#### EXERCISE INSTRUCTIONS:
Without including any pictures, copy each entry below exactly.

START MATERIALS PROVIDED

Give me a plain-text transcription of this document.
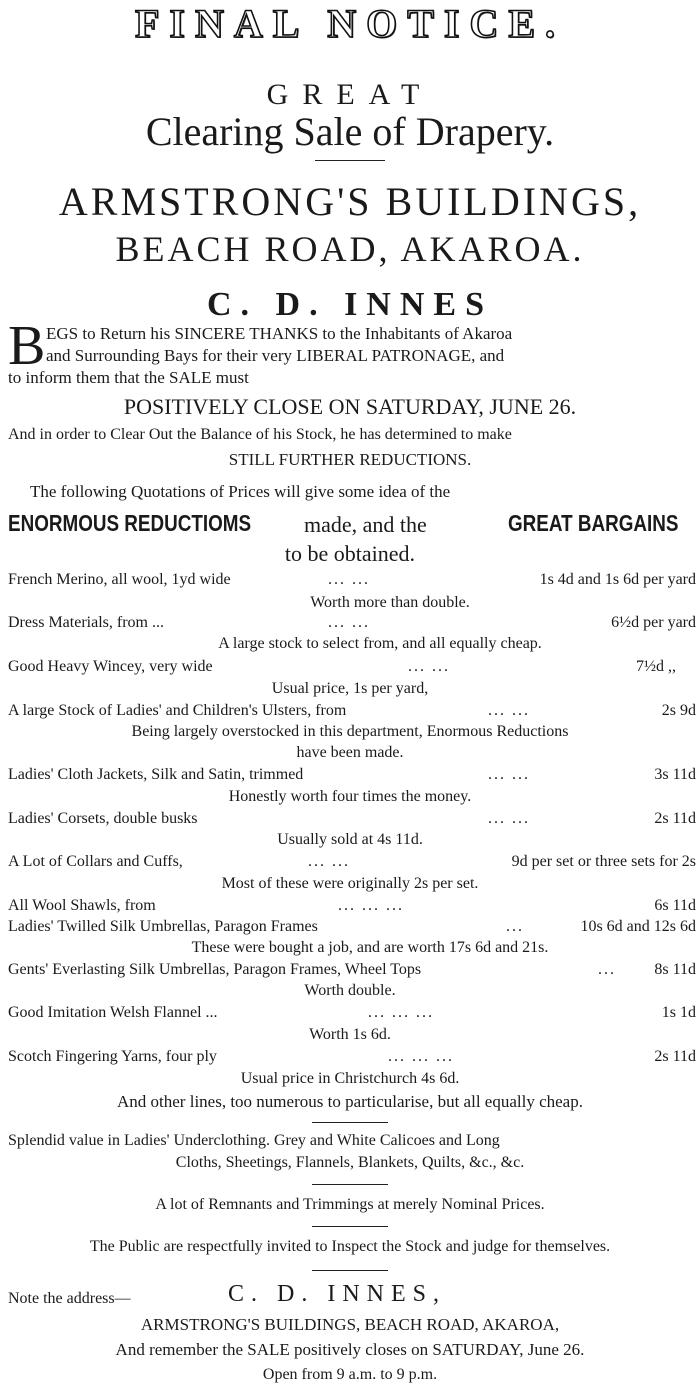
FINAL NOTICE.
GREAT
Clearing Sale of Drapery.
ARMSTRONG'S BUILDINGS,
BEACH ROAD, AKAROA.
C. D. INNES
B EGS to Return his SINCERE THANKS to the Inhabitants of Akaroa
and Surrounding Bays for their very LIBERAL PATRONAGE, and
to inform them that the SALE must
POSITIVELY CLOSE ON SATURDAY, JUNE 26.
And in order to Clear Out the Balance of his Stock, he has determined to make
STILL FURTHER REDUCTIONS.
The following Quotations of Prices will give some idea of the
ENORMOUS REDUCTIOMS made, and the	GREAT BARGAINS
to be obtained.
French Merino, all wool, 1yd wide	... ...	1s 4d and 1s 6d per yard
Worth more than double.
Dress Materials, from ...	... ...	6½d per yard
A large stock to select from, and all equally cheap.
Good Heavy Wincey, very wide	... ...	7½d ,,
Usual price, 1s per yard,
A large Stock of Ladies' and Children's Ulsters, from	... ...	2s 9d
Being largely overstocked in this department, Enormous Reductions
have been made.
Ladies' Cloth Jackets, Silk and Satin, trimmed	... ...	3s 11d
Honestly worth four times the money.
Ladies' Corsets, double busks	... ...	2s 11d
Usually sold at 4s 11d.
A Lot of Collars and Cuffs,	... ...	9d per set or three sets for 2s
Most of these were originally 2s per set.
All Wool Shawls, from	... ... ...	6s 11d
Ladies' Twilled Silk Umbrellas, Paragon Frames	...	10s 6d and 12s 6d
These were bought a job, and are worth 17s 6d and 21s.
Gents' Everlasting Silk Umbrellas, Paragon Frames, Wheel Tops	... 8s 11d
Worth double.
Good Imitation Welsh Flannel ...	... ... ...	1s 1d
Worth 1s 6d.
Scotch Fingering Yarns, four ply	... ... ...	2s 11d
Usual price in Christchurch 4s 6d.
And other lines, too numerous to particularise, but all equally cheap.
Splendid value in Ladies' Underclothing. Grey and White Calicoes and Long
Cloths, Sheetings, Flannels, Blankets, Quilts, &c., &c.
A lot of Remnants and Trimmings at merely Nominal Prices.
The Public are respectfully invited to Inspect the Stock and judge for themselves.
Note the address—	C. D. INNES,
ARMSTRONG'S BUILDINGS, BEACH ROAD, AKAROA,
And remember the SALE positively closes on SATURDAY, June 26.
Open from 9 a.m. to 9 p.m.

END MATERIALS PROVIDED

#### ANSWER IN FULL:
Give me a plain-text transcription of this document.
FINAL NOTICE.
GREAT
Clearing Sale of Drapery.
ARMSTRONG'S BUILDINGS,
BEACH ROAD, AKAROA.
C. D. INNES
B EGS to Return his SINCERE THANKS to the Inhabitants of Akaroa
and Surrounding Bays for their very LIBERAL PATRONAGE, and
to inform them that the SALE must
POSITIVELY CLOSE ON SATURDAY, JUNE 26.
And in order to Clear Out the Balance of his Stock, he has determined to make
STILL FURTHER REDUCTIONS.
The following Quotations of Prices will give some idea of the
ENORMOUS REDUCTIOMS made, and the	GREAT BARGAINS
to be obtained.
French Merino, all wool, 1yd wide	... ...	1s 4d and 1s 6d per yard
Worth more than double.
Dress Materials, from ...	... ...	6½d per yard
A large stock to select from, and all equally cheap.
Good Heavy Wincey, very wide	... ...	7½d ,,
Usual price, 1s per yard,
A large Stock of Ladies' and Children's Ulsters, from	... ...	2s 9d
Being largely overstocked in this department, Enormous Reductions
have been made.
Ladies' Cloth Jackets, Silk and Satin, trimmed	... ...	3s 11d
Honestly worth four times the money.
Ladies' Corsets, double busks	... ...	2s 11d
Usually sold at 4s 11d.
A Lot of Collars and Cuffs,	... ...	9d per set or three sets for 2s
Most of these were originally 2s per set.
All Wool Shawls, from	... ... ...	6s 11d
Ladies' Twilled Silk Umbrellas, Paragon Frames	...	10s 6d and 12s 6d
These were bought a job, and are worth 17s 6d and 21s.
Gents' Everlasting Silk Umbrellas, Paragon Frames, Wheel Tops	... 8s 11d
Worth double.
Good Imitation Welsh Flannel ...	... ... ...	1s 1d
Worth 1s 6d.
Scotch Fingering Yarns, four ply	... ... ...	2s 11d
Usual price in Christchurch 4s 6d.
And other lines, too numerous to particularise, but all equally cheap.
Splendid value in Ladies' Underclothing. Grey and White Calicoes and Long
Cloths, Sheetings, Flannels, Blankets, Quilts, &c., &c.
A lot of Remnants and Trimmings at merely Nominal Prices.
The Public are respectfully invited to Inspect the Stock and judge for themselves.
Note the address—	C. D. INNES,
ARMSTRONG'S BUILDINGS, BEACH ROAD, AKAROA,
And remember the SALE positively closes on SATURDAY, June 26.
Open from 9 a.m. to 9 p.m.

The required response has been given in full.